• Material provided
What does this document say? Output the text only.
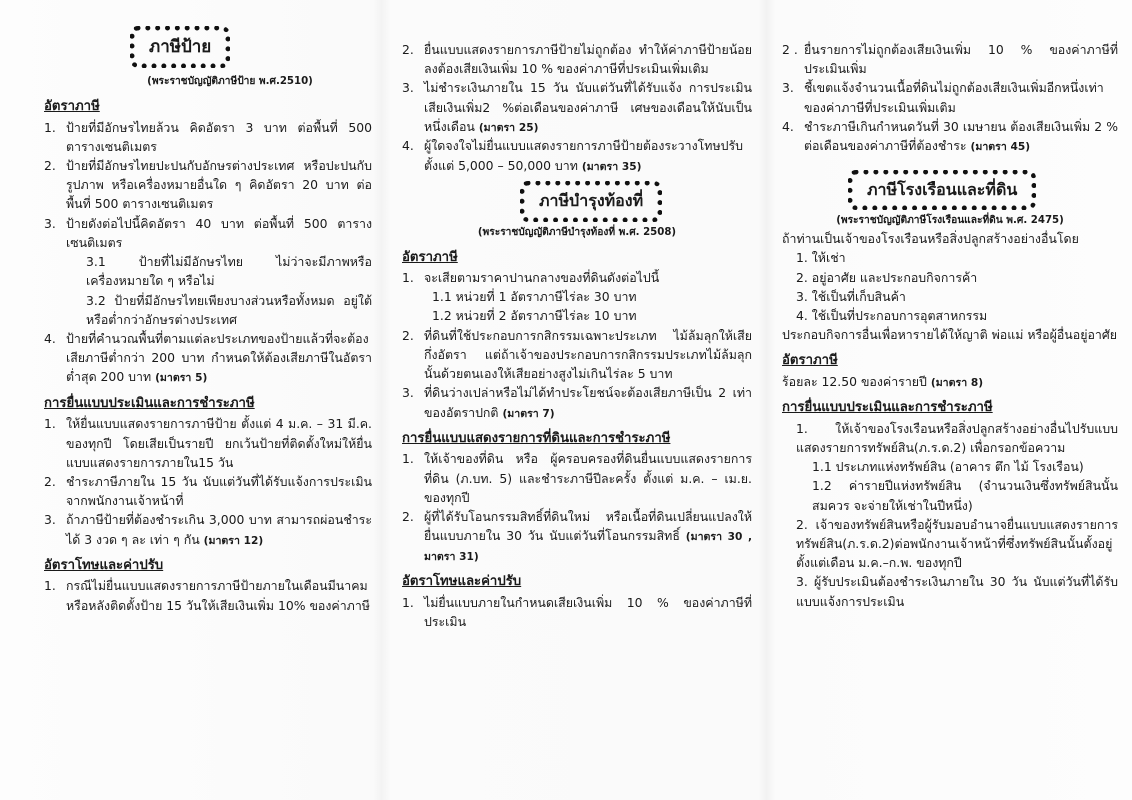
ภาษีป้าย
(พระราชบัญญัติภาษีป้าย พ.ศ.2510)
อัตราภาษี
1. ป้ายที่มีอักษรไทยล้วน คิดอัตรา 3 บาท ต่อพื้นที่ 500 ตารางเซนติเมตร
2. ป้ายที่มีอักษรไทยปะปนกับอักษรต่างประเทศ หรือปะปนกับรูปภาพ หรือเครื่องหมายอื่นใด ๆ คิดอัตรา 20 บาท ต่อ พื้นที่ 500 ตารางเซนติเมตร
3. ป้ายดังต่อไปนี้คิดอัตรา 40 บาท ต่อพื้นที่ 500 ตารางเซนติเมตร
3.1 ป้ายที่ไม่มีอักษรไทย ไม่ว่าจะมีภาพหรือเครื่องหมายใด ๆ หรือไม่
3.2 ป้ายที่มีอักษรไทยเพียงบางส่วนหรือทั้งหมด อยู่ใต้หรือต่ำกว่าอักษรต่างประเทศ
4. ป้ายที่คำนวณพื้นที่ตามแต่ละประเภทของป้ายแล้วที่จะต้องเสียภาษีต่ำกว่า 200 บาท กำหนดให้ต้องเสียภาษีในอัตราต่ำสุด 200 บาท (มาตรา 5)
การยื่นแบบประเมินและการชำระภาษี
1. ให้ยื่นแบบแสดงรายการภาษีป้าย ตั้งแต่ 4 ม.ค. – 31 มี.ค. ของทุกปี โดยเสียเป็นรายปี ยกเว้นป้ายที่ติดตั้งใหม่ให้ยื่นแบบแสดงรายการภายใน15 วัน
2. ชำระภาษีภายใน 15 วัน นับแต่วันที่ได้รับแจ้งการประเมินจากพนักงานเจ้าหน้าที่
3. ถ้าภาษีป้ายที่ต้องชำระเกิน 3,000 บาท สามารถผ่อนชำระได้ 3 งวด ๆ ละ เท่า ๆ กัน (มาตรา 12)
อัตราโทษและค่าปรับ
1. กรณีไม่ยื่นแบบแสดงรายการภาษีป้ายภายในเดือนมีนาคม หรือหลังติดตั้งป้าย 15 วันให้เสียเงินเพิ่ม 10% ของค่าภาษี
2. ยื่นแบบแสดงรายการภาษีป้ายไม่ถูกต้อง ทำให้ค่าภาษีป้ายน้อยลงต้องเสียเงินเพิ่ม 10 % ของค่าภาษีที่ประเมินเพิ่มเติม
3. ไม่ชำระเงินภายใน 15 วัน นับแต่วันที่ได้รับแจ้ง การประเมินเสียเงินเพิ่ม2 %ต่อเดือนของค่าภาษี เศษของเดือนให้นับเป็นหนึ่งเดือน (มาตรา 25)
4. ผู้ใดจงใจไม่ยื่นแบบแสดงรายการภาษีป้ายต้องระวางโทษปรับตั้งแต่ 5,000 – 50,000 บาท (มาตรา 35)
ภาษีบำรุงท้องที่
(พระราชบัญญัติภาษีบำรุงท้องที่ พ.ศ. 2508)
อัตราภาษี
1. จะเสียตามราคาปานกลางของที่ดินดังต่อไปนี้
1.1 หน่วยที่ 1 อัตราภาษีไร่ละ 30 บาท
1.2 หน่วยที่ 2 อัตราภาษีไร่ละ 10 บาท
2. ที่ดินที่ใช้ประกอบการกสิกรรมเฉพาะประเภท ไม้ล้มลุกให้เสียกึ่งอัตรา แต่ถ้าเจ้าของประกอบการกสิกรรมประเภทไม้ล้มลุกนั้นด้วยตนเองให้เสียอย่างสูงไม่เกินไร่ละ 5 บาท
3. ที่ดินว่างเปล่าหรือไม่ได้ทำประโยชน์จะต้องเสียภาษีเป็น 2 เท่าของอัตราปกติ (มาตรา 7)
การยื่นแบบแสดงรายการที่ดินและการชำระภาษี
1. ให้เจ้าของที่ดิน หรือ ผู้ครอบครองที่ดินยื่นแบบแสดงรายการที่ดิน (ภ.บท. 5) และชำระภาษีปีละครั้ง ตั้งแต่ ม.ค. – เม.ย. ของทุกปี
2. ผู้ที่ได้รับโอนกรรมสิทธิ์ที่ดินใหม่ หรือเนื้อที่ดินเปลี่ยนแปลงให้ยื่นแบบภายใน 30 วัน นับแต่วันที่โอนกรรมสิทธิ์ (มาตรา 30 , มาตรา 31)
อัตราโทษและค่าปรับ
1. ไม่ยื่นแบบภายในกำหนดเสียเงินเพิ่ม 10 % ของค่าภาษีที่ประเมิน
2 . ยื่นรายการไม่ถูกต้องเสียเงินเพิ่ม 10 % ของค่าภาษีที่ประเมินเพิ่ม
3. ชี้เขตแจ้งจำนวนเนื้อที่ดินไม่ถูกต้องเสียเงินเพิ่มอีกหนึ่งเท่า ของค่าภาษีที่ประเมินเพิ่มเติม
4. ชำระภาษีเกินกำหนดวันที่ 30 เมษายน ต้องเสียเงินเพิ่ม 2 % ต่อเดือนของค่าภาษีที่ต้องชำระ (มาตรา 45)
ภาษีโรงเรือนและที่ดิน
(พระราชบัญญัติภาษีโรงเรือนและที่ดิน พ.ศ. 2475)
ถ้าท่านเป็นเจ้าของโรงเรือนหรือสิ่งปลูกสร้างอย่างอื่นโดย
1. ให้เช่า
2. อยู่อาศัย และประกอบกิจการค้า
3. ใช้เป็นที่เก็บสินค้า
4. ใช้เป็นที่ประกอบการอุตสาหกรรม
ประกอบกิจการอื่นเพื่อหารายได้ให้ญาติ พ่อแม่ หรือผู้อื่นอยู่อาศัย
อัตราภาษี
ร้อยละ 12.50 ของค่ารายปี (มาตรา 8)
การยื่นแบบประเมินและการชำระภาษี
1. ให้เจ้าของโรงเรือนหรือสิ่งปลูกสร้างอย่างอื่นไปรับแบบแสดงรายการทรัพย์สิน(ภ.ร.ด.2) เพื่อกรอกข้อความ
1.1 ประเภทแห่งทรัพย์สิน (อาคาร ตึก ไม้ โรงเรือน)
1.2 ค่ารายปีแห่งทรัพย์สิน (จำนวนเงินซึ่งทรัพย์สินนั้นสมควร จะจ่ายให้เช่าในปีหนึ่ง)
2. เจ้าของทรัพย์สินหรือผู้รับมอบอำนาจยื่นแบบแสดงรายการทรัพย์สิน(ภ.ร.ด.2)ต่อพนักงานเจ้าหน้าที่ซึ่งทรัพย์สินนั้นตั้งอยู่ ตั้งแต่เดือน ม.ค.–ก.พ. ของทุกปี
3. ผู้รับประเมินต้องชำระเงินภายใน 30 วัน นับแต่วันที่ได้รับแบบแจ้งการประเมิน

• Challenge
Select from the material above each line in which the string "กษรต" appears, and list those lines.

• Exercise response
2. ป้ายที่มีอักษรไทยปะปนกับอักษรต่างประเทศ หรือปะปนกับรูปภาพ หรือเครื่องหมายอื่นใด ๆ คิดอัตรา 20 บาท ต่อ พื้นที่ 500 ตารางเซนติเมตร
3.2 ป้ายที่มีอักษรไทยเพียงบางส่วนหรือทั้งหมด อยู่ใต้หรือต่ำกว่าอักษรต่างประเทศ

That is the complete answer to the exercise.